TASK DIRECTIONS: Please swap every "interactable" in the listing below for "clickable" and write all the lines out again with nothing else changed. Leave the pictures out.

Records from a collection:
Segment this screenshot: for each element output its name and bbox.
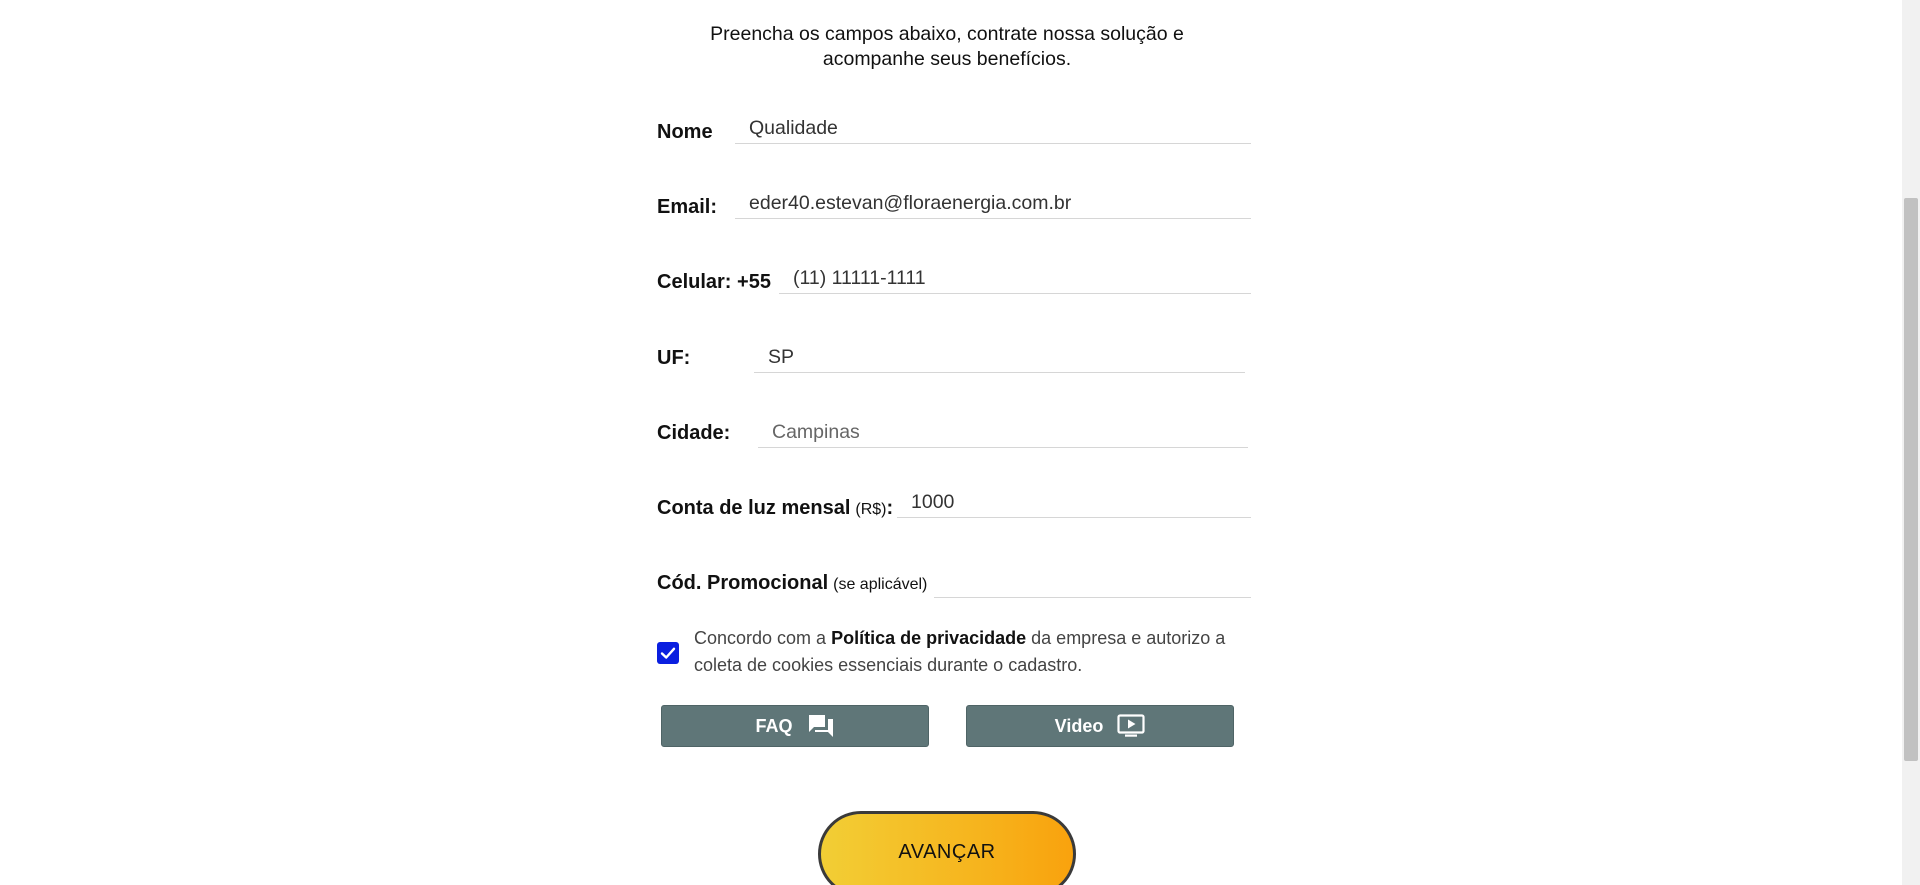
conta-colon: : xyxy=(886,497,894,519)
check-icon xyxy=(660,647,676,659)
cidade-label: Cidade: xyxy=(657,422,731,444)
conta-input[interactable] xyxy=(897,488,1251,518)
intro-line-1: Preencha os campos abaixo, contrate noss… xyxy=(710,23,1184,45)
advance-button-label: AVANÇAR xyxy=(898,841,996,863)
scrollbar-thumb[interactable] xyxy=(1904,198,1918,761)
page-scrollbar[interactable] xyxy=(1902,0,1920,885)
video-play-icon xyxy=(1117,714,1145,737)
promo-label-text: Cód. Promocional xyxy=(657,572,829,594)
celular-input[interactable] xyxy=(779,264,1251,294)
advance-button[interactable]: AVANÇAR xyxy=(818,811,1076,885)
intro-line-2: acompanhe seus benefícios. xyxy=(822,48,1072,70)
promo-label: Cód. Promocional (se aplicável) xyxy=(657,572,927,595)
faq-button[interactable]: FAQ xyxy=(661,705,929,747)
nome-input[interactable] xyxy=(735,114,1251,144)
email-label: Email: xyxy=(657,196,718,218)
registration-page: Preencha os campos abaixo, contrate noss… xyxy=(0,0,1920,885)
conta-label: Conta de luz mensal (R$): xyxy=(657,497,893,520)
intro-text: Preencha os campos abaixo, contrate noss… xyxy=(657,22,1237,72)
uf-select[interactable] xyxy=(754,343,1245,373)
consent-checkbox[interactable] xyxy=(657,642,679,664)
cidade-select[interactable] xyxy=(758,418,1248,448)
privacy-policy-link[interactable]: Política de privacidade xyxy=(831,628,1026,648)
uf-label: UF: xyxy=(657,347,691,369)
consent-text-before: Concordo com a xyxy=(694,628,832,648)
email-input[interactable] xyxy=(735,189,1251,219)
video-button-label: Video xyxy=(1054,715,1104,736)
faq-button-label: FAQ xyxy=(755,715,793,736)
promo-hint: (se aplicável) xyxy=(833,576,928,593)
celular-label: Celular: +55 xyxy=(657,271,771,293)
conta-label-text: Conta de luz mensal xyxy=(657,497,851,519)
consent-text: Concordo com a Política de privacidade d… xyxy=(694,625,1234,679)
promo-input[interactable] xyxy=(934,568,1251,598)
chat-icon xyxy=(808,715,833,737)
conta-unit: (R$) xyxy=(855,501,887,518)
nome-label: Nome xyxy=(657,121,713,143)
video-button[interactable]: Video xyxy=(966,705,1234,747)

COMPLETED EXERCISE:
Segment this screenshot: for each element output its name and bbox.
conta-colon: : xyxy=(886,497,894,519)
check-icon xyxy=(660,647,676,659)
cidade-label: Cidade: xyxy=(657,422,731,444)
conta-input[clickable] xyxy=(897,488,1251,518)
intro-line-1: Preencha os campos abaixo, contrate noss… xyxy=(710,23,1184,45)
advance-button-label: AVANÇAR xyxy=(898,841,996,863)
scrollbar-thumb[clickable] xyxy=(1904,198,1918,761)
page-scrollbar[clickable] xyxy=(1902,0,1920,885)
video-play-icon xyxy=(1117,714,1145,737)
promo-label-text: Cód. Promocional xyxy=(657,572,829,594)
celular-input[clickable] xyxy=(779,264,1251,294)
advance-button[clickable]: AVANÇAR xyxy=(818,811,1076,885)
intro-line-2: acompanhe seus benefícios. xyxy=(822,48,1072,70)
promo-label: Cód. Promocional (se aplicável) xyxy=(657,572,927,595)
faq-button[clickable]: FAQ xyxy=(661,705,929,747)
nome-input[clickable] xyxy=(735,114,1251,144)
email-label: Email: xyxy=(657,196,718,218)
registration-page: Preencha os campos abaixo, contrate noss… xyxy=(0,0,1920,885)
conta-label: Conta de luz mensal (R$): xyxy=(657,497,893,520)
intro-text: Preencha os campos abaixo, contrate noss… xyxy=(657,22,1237,72)
uf-select[clickable] xyxy=(754,343,1245,373)
consent-checkbox[clickable] xyxy=(657,642,679,664)
cidade-select[clickable] xyxy=(758,418,1248,448)
privacy-policy-link[clickable]: Política de privacidade xyxy=(831,628,1026,648)
uf-label: UF: xyxy=(657,347,691,369)
consent-text-before: Concordo com a xyxy=(694,628,832,648)
email-input[clickable] xyxy=(735,189,1251,219)
video-button-label: Video xyxy=(1054,715,1104,736)
faq-button-label: FAQ xyxy=(755,715,793,736)
promo-hint: (se aplicável) xyxy=(833,576,928,593)
celular-label: Celular: +55 xyxy=(657,271,771,293)
conta-label-text: Conta de luz mensal xyxy=(657,497,851,519)
consent-text: Concordo com a Política de privacidade d… xyxy=(694,625,1234,679)
promo-input[clickable] xyxy=(934,568,1251,598)
chat-icon xyxy=(808,715,833,737)
conta-unit: (R$) xyxy=(855,501,887,518)
nome-label: Nome xyxy=(657,121,713,143)
video-button[clickable]: Video xyxy=(966,705,1234,747)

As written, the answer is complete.